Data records
──────────
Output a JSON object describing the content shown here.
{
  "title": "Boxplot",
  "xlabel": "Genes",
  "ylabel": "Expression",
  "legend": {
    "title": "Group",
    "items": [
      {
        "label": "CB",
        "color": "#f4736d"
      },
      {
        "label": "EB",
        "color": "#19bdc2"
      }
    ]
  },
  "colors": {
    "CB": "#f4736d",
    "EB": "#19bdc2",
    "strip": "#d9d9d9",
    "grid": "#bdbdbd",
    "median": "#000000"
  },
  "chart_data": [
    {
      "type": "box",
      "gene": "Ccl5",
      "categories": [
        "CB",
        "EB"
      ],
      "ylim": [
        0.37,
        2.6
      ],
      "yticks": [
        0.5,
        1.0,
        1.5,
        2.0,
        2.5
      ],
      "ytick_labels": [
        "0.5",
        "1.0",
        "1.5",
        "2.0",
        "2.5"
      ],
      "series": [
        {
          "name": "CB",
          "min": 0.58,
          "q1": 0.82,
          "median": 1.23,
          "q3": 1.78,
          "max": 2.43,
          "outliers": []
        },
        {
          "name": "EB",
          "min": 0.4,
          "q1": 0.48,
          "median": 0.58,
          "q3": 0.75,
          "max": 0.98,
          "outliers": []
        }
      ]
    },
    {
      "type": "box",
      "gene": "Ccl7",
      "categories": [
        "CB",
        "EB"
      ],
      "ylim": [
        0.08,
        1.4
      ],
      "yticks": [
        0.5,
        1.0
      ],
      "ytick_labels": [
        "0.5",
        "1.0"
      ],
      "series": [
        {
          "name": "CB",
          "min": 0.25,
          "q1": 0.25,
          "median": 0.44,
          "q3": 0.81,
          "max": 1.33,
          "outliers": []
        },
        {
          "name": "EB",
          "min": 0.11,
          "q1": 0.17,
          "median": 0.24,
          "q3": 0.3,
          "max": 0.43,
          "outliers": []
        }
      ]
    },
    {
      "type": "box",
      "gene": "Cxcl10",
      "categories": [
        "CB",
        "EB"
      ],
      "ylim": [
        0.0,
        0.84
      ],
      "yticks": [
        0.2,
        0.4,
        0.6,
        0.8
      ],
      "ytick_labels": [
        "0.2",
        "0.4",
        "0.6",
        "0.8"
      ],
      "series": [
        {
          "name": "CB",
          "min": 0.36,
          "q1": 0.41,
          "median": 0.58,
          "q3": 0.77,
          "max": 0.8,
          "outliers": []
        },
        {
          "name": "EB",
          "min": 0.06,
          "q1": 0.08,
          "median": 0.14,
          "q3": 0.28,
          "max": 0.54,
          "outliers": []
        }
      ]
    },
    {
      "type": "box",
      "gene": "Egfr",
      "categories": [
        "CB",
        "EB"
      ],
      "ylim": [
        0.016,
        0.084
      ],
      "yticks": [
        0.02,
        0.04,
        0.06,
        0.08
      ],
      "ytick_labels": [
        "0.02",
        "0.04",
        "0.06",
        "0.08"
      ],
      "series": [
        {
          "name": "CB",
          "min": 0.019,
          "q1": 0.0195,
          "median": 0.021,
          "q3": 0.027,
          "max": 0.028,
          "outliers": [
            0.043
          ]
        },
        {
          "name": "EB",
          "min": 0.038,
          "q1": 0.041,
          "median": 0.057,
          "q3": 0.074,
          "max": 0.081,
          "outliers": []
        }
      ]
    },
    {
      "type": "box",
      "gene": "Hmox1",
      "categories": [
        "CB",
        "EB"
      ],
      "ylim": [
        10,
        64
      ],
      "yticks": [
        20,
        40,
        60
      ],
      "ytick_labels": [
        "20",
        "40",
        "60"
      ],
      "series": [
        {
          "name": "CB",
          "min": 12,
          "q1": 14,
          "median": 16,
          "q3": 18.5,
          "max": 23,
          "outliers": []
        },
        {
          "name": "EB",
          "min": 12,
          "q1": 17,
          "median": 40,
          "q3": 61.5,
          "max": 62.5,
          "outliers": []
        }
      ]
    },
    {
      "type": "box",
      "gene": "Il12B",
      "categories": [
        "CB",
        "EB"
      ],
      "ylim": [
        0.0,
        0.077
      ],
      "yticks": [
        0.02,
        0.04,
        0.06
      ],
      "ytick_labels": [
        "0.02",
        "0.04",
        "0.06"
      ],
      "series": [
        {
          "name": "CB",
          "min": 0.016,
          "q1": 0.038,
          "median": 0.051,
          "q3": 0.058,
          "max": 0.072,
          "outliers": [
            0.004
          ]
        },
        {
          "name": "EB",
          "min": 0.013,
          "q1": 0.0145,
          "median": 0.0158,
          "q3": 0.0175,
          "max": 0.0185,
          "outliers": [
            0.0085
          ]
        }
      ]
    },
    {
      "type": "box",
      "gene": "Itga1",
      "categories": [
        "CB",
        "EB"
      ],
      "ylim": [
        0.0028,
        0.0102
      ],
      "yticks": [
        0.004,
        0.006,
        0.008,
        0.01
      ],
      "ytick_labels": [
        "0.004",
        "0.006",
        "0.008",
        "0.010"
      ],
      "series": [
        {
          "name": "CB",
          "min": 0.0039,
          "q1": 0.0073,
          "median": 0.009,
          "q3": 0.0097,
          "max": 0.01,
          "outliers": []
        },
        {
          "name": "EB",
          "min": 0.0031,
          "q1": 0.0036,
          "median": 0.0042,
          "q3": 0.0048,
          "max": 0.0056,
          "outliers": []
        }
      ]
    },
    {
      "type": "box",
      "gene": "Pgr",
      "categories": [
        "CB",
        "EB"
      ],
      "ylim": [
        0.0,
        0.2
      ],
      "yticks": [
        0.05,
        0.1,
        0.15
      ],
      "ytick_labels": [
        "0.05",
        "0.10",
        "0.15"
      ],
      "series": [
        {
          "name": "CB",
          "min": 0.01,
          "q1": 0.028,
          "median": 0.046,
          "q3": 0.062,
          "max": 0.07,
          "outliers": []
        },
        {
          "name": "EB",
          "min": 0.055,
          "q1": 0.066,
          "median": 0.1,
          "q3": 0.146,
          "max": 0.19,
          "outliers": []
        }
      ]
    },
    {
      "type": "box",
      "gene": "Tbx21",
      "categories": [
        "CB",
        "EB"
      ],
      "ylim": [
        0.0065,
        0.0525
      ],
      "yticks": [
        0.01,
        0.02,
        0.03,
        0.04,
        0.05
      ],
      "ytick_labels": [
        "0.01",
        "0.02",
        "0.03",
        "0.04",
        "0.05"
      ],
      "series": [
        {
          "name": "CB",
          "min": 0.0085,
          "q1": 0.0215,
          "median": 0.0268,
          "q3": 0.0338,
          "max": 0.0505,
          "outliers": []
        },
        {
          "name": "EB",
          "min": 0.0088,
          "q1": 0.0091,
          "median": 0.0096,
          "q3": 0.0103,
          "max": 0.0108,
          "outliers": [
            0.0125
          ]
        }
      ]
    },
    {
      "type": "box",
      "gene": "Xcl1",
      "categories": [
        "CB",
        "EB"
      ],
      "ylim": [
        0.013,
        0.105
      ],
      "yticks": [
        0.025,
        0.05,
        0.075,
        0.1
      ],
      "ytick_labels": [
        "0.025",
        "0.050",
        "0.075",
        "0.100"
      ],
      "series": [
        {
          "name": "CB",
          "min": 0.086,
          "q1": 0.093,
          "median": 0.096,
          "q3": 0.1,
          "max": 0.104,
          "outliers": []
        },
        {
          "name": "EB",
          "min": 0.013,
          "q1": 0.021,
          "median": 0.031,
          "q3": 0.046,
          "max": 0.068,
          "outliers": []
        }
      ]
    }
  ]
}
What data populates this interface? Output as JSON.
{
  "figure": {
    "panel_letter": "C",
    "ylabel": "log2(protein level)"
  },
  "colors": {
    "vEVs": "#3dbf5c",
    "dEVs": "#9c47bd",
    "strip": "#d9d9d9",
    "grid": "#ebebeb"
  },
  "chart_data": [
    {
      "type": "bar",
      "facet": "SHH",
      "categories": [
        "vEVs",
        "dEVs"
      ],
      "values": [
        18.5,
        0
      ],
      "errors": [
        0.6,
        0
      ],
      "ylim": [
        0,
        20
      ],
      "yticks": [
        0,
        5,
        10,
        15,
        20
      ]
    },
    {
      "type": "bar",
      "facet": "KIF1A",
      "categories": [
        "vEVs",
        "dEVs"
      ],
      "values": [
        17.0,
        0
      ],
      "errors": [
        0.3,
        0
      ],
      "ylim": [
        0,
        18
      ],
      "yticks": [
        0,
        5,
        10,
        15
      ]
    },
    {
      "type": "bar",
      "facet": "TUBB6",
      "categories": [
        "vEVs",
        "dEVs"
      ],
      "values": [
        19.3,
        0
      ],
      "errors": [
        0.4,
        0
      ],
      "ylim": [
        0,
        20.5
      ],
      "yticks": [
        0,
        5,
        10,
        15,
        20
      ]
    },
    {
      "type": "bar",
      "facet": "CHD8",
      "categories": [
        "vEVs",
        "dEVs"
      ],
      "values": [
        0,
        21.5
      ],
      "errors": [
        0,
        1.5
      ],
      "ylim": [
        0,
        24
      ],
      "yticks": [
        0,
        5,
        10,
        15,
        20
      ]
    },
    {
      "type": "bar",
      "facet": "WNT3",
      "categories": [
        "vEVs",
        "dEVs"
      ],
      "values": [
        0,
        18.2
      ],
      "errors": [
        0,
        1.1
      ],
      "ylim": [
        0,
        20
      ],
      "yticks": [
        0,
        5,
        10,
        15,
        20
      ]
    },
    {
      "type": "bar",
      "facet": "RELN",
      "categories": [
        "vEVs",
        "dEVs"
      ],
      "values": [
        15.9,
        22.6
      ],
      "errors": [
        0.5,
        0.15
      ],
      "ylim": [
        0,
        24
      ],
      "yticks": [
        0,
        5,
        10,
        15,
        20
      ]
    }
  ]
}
──────────
TASK BRIEF ▸
In the records above, locate the lines holding the word "ylabel". Copy each of them.

OUTPUT OF THE EXERCISE ▸
  "ylabel": "Expression",
    "ylabel": "log2(protein level)"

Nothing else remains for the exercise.